__Estratto fornito__
----

Attraverso analisi storiche che spaziano dall’antichità mesopotamica, egizia e greca per arrivare a toccare le civiltà maya e azteca, la società indiana e quella africana pre-coloniale, Polanyi individua tre tipi essenziali di organizzazione ed integrazione istituzionale all’interno dei quali si definiscono i processi economici: “reciprocità”, “redistribuzione” e “scambio” (a questi si potrebbe aggiungere un quarto tipo, l’ “economia domestica”, che però viene vista più che altro come sottotipo degli altri tre, in riferimento soprattutto all’economia familiare contadina). Tali tipi – considerati nel senso “weberiano” del termine, dunque quali realtà “limite” spesso coesistenti ed intrecciate tra loro – definiscono tre specifiche modalità relazionali che si vanno a costituire tra gli uomini nell’acquisizione e nella disposizione delle risorse produttive e dei mezzi materiali destinati alla soddisfazione dei bisogni.

----

__Materiale fornito__
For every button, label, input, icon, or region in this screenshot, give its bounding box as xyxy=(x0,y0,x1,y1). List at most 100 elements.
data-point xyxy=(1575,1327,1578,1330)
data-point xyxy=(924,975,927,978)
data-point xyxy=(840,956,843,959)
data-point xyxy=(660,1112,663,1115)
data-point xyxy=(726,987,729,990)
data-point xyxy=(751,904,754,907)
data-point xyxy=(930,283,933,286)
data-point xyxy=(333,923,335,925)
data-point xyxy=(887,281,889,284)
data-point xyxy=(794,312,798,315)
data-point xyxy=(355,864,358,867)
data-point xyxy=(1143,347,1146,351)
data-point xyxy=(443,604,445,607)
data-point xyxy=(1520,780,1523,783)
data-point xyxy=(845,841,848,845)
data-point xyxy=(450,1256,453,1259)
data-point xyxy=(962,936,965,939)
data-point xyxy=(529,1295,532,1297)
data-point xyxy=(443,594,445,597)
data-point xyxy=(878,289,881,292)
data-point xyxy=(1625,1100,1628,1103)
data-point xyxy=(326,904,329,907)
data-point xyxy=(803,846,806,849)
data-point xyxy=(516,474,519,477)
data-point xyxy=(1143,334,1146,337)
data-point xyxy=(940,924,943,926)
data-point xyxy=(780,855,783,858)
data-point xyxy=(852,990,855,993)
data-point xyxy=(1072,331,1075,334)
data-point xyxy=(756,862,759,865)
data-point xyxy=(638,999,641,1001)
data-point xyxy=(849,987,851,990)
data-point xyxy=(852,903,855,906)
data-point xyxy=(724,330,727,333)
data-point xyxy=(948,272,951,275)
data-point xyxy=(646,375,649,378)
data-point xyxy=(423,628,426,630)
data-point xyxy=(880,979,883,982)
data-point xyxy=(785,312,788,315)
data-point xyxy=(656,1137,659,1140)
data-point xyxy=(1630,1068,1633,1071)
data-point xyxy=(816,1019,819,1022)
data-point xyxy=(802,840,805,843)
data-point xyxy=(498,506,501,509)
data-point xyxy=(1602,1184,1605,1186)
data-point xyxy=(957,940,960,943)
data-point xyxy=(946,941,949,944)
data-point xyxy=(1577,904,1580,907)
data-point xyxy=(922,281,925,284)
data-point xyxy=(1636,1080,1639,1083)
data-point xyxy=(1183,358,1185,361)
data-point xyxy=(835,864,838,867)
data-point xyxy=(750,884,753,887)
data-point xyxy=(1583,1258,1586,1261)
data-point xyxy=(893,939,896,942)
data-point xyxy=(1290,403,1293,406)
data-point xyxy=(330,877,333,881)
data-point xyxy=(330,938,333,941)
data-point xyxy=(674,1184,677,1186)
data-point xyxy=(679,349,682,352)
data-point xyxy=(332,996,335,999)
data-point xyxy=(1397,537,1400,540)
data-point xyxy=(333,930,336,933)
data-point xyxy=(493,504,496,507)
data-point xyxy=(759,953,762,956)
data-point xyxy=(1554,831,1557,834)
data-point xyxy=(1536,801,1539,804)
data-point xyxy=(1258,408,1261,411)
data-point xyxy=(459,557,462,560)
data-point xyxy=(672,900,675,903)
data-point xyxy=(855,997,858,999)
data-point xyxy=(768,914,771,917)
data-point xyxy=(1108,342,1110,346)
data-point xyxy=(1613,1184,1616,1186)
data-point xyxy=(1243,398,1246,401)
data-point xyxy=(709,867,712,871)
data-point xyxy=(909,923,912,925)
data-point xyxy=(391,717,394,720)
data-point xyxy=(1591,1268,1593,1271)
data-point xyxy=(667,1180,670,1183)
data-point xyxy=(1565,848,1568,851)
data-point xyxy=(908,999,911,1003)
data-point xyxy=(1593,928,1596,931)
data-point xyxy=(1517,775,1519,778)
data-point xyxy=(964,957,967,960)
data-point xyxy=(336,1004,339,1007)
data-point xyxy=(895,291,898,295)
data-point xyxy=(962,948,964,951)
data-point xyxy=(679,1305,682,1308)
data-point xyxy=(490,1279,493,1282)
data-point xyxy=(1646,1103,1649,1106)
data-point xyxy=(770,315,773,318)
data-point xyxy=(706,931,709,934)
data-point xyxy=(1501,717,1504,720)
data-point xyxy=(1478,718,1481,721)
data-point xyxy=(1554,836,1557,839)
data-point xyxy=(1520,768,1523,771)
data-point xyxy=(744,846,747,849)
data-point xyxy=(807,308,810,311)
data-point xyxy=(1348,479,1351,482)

----

__Obiettivo del compito__
Secondo l'estratto fornito, perché i tre tipi individuati da Polanyi vanno intesi come realtà "limite" spesso coesistenti e intrecciate tra loro? Rispondi in una-tre frasi. Il materiale non è necessario per svolgere il lavoro.

__Esito dell'esercizio__
Perché sono considerati nel senso "weberiano" del termine. Da questa impostazione deriva che reciprocità, redistribuzione e scambio siano realtà "limite", spesso coesistenti e intrecciate tra loro.